(WHAT TO PRODUCE)
Copy each line that contains the word "tags".

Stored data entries
--- START ---
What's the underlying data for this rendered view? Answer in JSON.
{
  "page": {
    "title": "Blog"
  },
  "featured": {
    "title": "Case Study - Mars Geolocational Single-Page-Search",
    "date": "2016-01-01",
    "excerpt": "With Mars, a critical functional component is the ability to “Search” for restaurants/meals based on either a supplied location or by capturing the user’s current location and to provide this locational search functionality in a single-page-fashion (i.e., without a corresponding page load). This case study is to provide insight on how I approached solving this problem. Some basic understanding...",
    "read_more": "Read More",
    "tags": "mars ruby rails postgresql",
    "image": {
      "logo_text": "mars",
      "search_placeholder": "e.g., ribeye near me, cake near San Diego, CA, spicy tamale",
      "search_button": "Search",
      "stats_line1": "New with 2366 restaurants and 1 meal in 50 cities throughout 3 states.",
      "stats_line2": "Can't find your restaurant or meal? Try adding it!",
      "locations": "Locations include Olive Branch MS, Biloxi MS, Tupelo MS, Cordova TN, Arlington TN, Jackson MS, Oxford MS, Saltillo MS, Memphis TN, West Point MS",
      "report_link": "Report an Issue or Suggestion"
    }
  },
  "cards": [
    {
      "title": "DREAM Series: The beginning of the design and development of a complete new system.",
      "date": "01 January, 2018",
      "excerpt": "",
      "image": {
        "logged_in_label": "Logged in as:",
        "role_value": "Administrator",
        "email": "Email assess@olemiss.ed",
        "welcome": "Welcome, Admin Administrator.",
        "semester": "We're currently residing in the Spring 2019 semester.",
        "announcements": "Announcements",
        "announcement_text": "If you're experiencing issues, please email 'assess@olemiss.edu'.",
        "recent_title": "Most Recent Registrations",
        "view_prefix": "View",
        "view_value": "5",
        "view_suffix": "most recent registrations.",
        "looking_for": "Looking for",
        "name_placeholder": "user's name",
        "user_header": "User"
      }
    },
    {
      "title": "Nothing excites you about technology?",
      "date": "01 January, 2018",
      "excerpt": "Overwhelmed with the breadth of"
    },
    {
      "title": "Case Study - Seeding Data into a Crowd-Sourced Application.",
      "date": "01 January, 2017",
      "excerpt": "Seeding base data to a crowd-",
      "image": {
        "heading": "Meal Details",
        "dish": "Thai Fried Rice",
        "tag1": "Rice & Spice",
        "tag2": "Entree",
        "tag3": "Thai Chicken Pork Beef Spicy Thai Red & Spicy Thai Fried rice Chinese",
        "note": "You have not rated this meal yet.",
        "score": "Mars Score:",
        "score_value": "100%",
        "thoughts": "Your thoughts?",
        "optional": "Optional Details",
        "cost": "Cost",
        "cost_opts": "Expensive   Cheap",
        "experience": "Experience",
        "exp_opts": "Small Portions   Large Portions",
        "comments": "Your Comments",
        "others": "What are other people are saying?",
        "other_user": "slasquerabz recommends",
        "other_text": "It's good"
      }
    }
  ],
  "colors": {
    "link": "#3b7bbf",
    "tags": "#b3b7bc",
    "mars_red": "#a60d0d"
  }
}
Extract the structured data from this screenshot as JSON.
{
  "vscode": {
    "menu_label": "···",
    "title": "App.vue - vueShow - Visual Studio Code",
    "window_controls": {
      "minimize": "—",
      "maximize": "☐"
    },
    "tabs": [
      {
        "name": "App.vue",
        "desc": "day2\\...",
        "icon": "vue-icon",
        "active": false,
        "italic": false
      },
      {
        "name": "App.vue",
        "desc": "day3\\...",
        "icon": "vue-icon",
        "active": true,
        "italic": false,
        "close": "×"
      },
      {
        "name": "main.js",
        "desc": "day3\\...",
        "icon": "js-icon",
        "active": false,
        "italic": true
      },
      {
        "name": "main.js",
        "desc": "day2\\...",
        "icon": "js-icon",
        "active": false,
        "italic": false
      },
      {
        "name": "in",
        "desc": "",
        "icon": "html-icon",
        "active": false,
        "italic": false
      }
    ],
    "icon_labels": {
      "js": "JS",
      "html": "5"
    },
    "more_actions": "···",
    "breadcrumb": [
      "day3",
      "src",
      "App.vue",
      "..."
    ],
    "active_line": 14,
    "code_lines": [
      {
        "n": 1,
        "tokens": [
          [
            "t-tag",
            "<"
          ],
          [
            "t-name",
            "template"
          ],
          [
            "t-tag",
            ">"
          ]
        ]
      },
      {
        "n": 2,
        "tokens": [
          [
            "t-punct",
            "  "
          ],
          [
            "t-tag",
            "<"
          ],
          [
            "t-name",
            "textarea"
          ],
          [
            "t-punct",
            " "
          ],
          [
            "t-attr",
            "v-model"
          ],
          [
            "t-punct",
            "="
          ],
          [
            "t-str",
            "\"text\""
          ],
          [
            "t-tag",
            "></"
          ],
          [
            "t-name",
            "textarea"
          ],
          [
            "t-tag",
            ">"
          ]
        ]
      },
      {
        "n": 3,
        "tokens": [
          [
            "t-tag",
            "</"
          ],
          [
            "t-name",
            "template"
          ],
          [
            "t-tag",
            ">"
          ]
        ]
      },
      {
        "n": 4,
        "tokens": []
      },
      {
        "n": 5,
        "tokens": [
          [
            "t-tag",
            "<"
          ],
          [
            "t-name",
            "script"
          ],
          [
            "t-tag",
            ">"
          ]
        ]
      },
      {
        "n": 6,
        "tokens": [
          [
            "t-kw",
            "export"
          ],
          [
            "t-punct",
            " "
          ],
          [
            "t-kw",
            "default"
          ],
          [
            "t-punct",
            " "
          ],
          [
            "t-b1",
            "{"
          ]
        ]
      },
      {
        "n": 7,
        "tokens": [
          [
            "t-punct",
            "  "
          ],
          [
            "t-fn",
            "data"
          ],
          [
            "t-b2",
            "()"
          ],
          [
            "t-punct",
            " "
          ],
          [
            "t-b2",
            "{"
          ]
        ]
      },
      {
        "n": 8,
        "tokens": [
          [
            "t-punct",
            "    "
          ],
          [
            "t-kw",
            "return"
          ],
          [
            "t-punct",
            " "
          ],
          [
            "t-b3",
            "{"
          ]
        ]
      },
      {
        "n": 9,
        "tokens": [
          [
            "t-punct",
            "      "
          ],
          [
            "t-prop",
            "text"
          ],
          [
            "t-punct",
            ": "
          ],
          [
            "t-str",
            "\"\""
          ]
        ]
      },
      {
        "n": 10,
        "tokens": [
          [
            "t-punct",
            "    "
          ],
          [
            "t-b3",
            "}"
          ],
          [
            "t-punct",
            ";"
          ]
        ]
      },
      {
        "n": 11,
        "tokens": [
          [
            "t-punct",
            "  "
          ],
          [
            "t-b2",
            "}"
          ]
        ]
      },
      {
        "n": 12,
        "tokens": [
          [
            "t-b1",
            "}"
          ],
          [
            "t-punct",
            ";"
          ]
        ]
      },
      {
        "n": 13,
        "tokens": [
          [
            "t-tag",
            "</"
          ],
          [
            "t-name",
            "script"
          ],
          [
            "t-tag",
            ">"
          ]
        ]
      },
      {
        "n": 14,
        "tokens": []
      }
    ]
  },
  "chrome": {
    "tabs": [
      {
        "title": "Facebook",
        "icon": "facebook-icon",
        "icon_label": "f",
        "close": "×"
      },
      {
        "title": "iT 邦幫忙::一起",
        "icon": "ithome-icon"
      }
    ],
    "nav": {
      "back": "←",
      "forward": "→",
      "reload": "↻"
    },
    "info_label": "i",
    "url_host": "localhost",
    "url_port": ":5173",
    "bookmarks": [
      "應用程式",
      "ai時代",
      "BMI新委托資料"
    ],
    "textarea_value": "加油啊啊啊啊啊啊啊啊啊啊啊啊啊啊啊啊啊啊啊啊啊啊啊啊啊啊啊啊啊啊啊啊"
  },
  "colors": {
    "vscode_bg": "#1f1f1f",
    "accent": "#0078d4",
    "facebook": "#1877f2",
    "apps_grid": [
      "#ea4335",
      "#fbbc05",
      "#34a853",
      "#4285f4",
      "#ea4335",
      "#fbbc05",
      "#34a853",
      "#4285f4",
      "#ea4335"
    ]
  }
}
--- END ---
(TASK RESULT)
    "tags": "mars ruby rails postgresql",
    "tags": "#b3b7bc",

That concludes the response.